>> START Source document

Indeed, lower inflation rates have helped poor people throughout the world.
What could bring inflation back?
Absent a
dismantling of improved central bank institutions, can inflation ever come
back? The answer, of course, is yes. If the trend toward greater globalization
were to reverse—say, if heightened conflict made international shipping much
more difficult and expensive—the benefits of increased trade and competition
could be reversed, leading to a sharp increase in inflation. Indeed, that is
exactly how the last great era of globalization (1870–1910) came to an end.
The outbreak of World War I led to a breakdown of the gold standard, but it
also led to a sharp fall in trade, a fall that was exacerbated further still
in the 1930s by the Great Depression. Global trade did not really recover
until after World War II. Mind you, the model underlying my discussion is a
supply-side one and, therefore, appropriate for thinking about medium-term
inflation trends. Short-run inflation also depends heavily on demand factors;
negative demand shocks can easily lead to a reduction in both trade and
inflation, but only temporarily.
Although
it can be argued that one cannot possibly attribute global disinflation solely
to better fiscal policy (because in many countries it has not been better),
let’s understand that fiscal policy will always be an Achilles’ heel.
Persistent large budget deficits can overwhelm even the strongest central
banking institutions and even the most determined anti-inflation central
banker. With fiscal positions much weakened after the recent global downturn,
and with many countries facing demographic time bombs, some countries may
ultimately see a return to inflation as the only option. True, Japan, with a
debt-to-GDP ratio already approaching 160% and one of the world’s worst
demographic profiles, has the OECD’s lowest interest rates. Evidently,
Japanese citizens—who hold more than 95% of Japanese government debt—still
have relatively few concerns about a resurgence in inflation. Looking ahead,
especially as the onslaught of retirees leads to a sharply lower savings rate
over the next 10 years, it is easy to imagine they might be proved very wrong.

>> END Source document

▶ [What to produce]:
Can you extract the part of the inflation text that begins at the words "The outbreak of" and stops after "but only temporarily."? The lines after this point are separate material, apart from the inflation text.

>> START Dataset rows

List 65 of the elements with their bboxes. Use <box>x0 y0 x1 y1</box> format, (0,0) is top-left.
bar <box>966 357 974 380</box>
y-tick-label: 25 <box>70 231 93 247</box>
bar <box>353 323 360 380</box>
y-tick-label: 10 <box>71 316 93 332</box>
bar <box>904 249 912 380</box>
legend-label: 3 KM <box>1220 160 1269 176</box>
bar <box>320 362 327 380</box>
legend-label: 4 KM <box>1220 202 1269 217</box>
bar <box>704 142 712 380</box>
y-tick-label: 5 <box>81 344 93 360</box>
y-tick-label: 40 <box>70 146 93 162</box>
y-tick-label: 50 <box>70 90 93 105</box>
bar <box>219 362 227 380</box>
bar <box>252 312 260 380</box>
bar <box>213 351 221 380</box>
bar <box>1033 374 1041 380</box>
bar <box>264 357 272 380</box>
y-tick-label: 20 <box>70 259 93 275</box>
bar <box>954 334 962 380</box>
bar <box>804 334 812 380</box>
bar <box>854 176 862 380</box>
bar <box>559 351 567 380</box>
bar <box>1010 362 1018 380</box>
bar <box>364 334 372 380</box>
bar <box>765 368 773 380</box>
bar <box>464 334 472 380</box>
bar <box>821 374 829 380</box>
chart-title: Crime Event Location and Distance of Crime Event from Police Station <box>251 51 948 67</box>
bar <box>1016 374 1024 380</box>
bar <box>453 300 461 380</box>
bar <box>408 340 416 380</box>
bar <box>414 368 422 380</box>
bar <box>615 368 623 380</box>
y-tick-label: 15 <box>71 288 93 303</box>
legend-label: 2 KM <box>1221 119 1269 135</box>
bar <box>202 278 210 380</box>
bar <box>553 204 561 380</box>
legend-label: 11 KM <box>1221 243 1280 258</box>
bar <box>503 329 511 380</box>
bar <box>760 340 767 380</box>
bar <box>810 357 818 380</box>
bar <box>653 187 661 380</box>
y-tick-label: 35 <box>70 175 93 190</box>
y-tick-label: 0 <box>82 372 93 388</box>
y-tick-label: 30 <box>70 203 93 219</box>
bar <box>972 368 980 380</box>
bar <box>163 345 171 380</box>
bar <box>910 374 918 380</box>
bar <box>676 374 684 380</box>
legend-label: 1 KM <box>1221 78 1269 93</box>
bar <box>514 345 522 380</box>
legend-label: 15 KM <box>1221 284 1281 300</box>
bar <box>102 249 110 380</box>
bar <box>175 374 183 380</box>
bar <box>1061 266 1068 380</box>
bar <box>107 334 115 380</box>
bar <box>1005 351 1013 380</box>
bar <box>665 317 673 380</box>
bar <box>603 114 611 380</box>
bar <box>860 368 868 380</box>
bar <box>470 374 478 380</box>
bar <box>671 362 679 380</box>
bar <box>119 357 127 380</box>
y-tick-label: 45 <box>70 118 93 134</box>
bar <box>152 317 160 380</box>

>> END Dataset rows

▶ [Solution for this task]:
The outbreak of World War I led to a breakdown of the gold standard, but it
also led to a sharp fall in trade, a fall that was exacerbated further still
in the 1930s by the Great Depression. Global trade did not really recover
until after World War II. Mind you, the model underlying my discussion is a
supply-side one and, therefore, appropriate for thinking about medium-term
inflation trends. Short-run inflation also depends heavily on demand factors;
negative demand shocks can easily lead to a reduction in both trade and
inflation, but only temporarily.